Quote every entry word for word.

Extracted information:
— START —
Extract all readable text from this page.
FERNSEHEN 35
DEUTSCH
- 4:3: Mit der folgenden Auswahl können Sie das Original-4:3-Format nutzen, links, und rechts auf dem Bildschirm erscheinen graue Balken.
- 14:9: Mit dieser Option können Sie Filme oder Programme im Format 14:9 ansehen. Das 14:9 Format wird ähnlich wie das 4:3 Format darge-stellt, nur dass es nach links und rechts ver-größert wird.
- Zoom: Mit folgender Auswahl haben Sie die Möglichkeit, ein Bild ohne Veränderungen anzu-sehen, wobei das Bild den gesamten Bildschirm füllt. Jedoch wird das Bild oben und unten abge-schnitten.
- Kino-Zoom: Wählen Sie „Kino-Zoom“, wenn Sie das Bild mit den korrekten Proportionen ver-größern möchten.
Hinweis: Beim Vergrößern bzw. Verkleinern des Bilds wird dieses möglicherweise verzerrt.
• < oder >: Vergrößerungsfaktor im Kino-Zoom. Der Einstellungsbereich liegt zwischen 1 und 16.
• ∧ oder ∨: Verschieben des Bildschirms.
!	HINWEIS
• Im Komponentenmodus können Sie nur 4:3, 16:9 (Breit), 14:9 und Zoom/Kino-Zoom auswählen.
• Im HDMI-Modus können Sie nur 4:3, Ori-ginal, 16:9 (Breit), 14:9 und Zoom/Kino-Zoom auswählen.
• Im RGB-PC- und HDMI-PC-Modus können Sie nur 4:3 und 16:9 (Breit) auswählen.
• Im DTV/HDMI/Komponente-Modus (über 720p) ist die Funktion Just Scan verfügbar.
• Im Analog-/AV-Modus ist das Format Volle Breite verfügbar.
— END —
Solution for this exercise:
Extract all readable text from this page.
FERNSEHEN 35
DEUTSCH
- 4:3: Mit der folgenden Auswahl können Sie das Original-4:3-Format nutzen, links, und rechts auf dem Bildschirm erscheinen graue Balken.
- 14:9: Mit dieser Option können Sie Filme oder Programme im Format 14:9 ansehen. Das 14:9 Format wird ähnlich wie das 4:3 Format darge-stellt, nur dass es nach links und rechts ver-größert wird.
- Zoom: Mit folgender Auswahl haben Sie die Möglichkeit, ein Bild ohne Veränderungen anzu-sehen, wobei das Bild den gesamten Bildschirm füllt. Jedoch wird das Bild oben und unten abge-schnitten.
- Kino-Zoom: Wählen Sie „Kino-Zoom“, wenn Sie das Bild mit den korrekten Proportionen ver-größern möchten.
Hinweis: Beim Vergrößern bzw. Verkleinern des Bilds wird dieses möglicherweise verzerrt.
• < oder >: Vergrößerungsfaktor im Kino-Zoom. Der Einstellungsbereich liegt zwischen 1 und 16.
• ∧ oder ∨: Verschieben des Bildschirms.
!	HINWEIS
• Im Komponentenmodus können Sie nur 4:3, 16:9 (Breit), 14:9 und Zoom/Kino-Zoom auswählen.
• Im HDMI-Modus können Sie nur 4:3, Ori-ginal, 16:9 (Breit), 14:9 und Zoom/Kino-Zoom auswählen.
• Im RGB-PC- und HDMI-PC-Modus können Sie nur 4:3 und 16:9 (Breit) auswählen.
• Im DTV/HDMI/Komponente-Modus (über 720p) ist die Funktion Just Scan verfügbar.
• Im Analog-/AV-Modus ist das Format Volle Breite verfügbar.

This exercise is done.